[WHAT IS BEING ASKED] Look through the data below and count each line where the word "Revenus" appears. Reply with the count alone.
+++ INPUT
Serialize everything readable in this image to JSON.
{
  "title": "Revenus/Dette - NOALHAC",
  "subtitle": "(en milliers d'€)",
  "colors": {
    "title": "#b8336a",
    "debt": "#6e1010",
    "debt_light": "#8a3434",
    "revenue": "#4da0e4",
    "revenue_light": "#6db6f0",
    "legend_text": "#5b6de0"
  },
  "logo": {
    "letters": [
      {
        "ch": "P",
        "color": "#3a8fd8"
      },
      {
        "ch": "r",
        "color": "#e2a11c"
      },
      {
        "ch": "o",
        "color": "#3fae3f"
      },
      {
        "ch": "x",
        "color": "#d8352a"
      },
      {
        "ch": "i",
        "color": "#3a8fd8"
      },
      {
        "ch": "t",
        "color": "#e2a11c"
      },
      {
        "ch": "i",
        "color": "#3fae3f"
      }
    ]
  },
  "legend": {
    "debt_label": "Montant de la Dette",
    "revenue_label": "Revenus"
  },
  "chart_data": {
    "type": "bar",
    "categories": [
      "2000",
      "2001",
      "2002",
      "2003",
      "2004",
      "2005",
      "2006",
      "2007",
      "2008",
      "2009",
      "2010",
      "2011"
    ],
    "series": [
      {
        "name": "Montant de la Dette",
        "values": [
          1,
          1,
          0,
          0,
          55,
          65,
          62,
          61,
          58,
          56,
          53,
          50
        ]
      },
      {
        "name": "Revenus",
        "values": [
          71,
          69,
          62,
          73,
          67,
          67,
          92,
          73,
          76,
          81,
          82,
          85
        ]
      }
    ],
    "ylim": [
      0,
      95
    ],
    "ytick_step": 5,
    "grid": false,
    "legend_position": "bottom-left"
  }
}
++++++
[RESULT OF THE EXERCISE] 3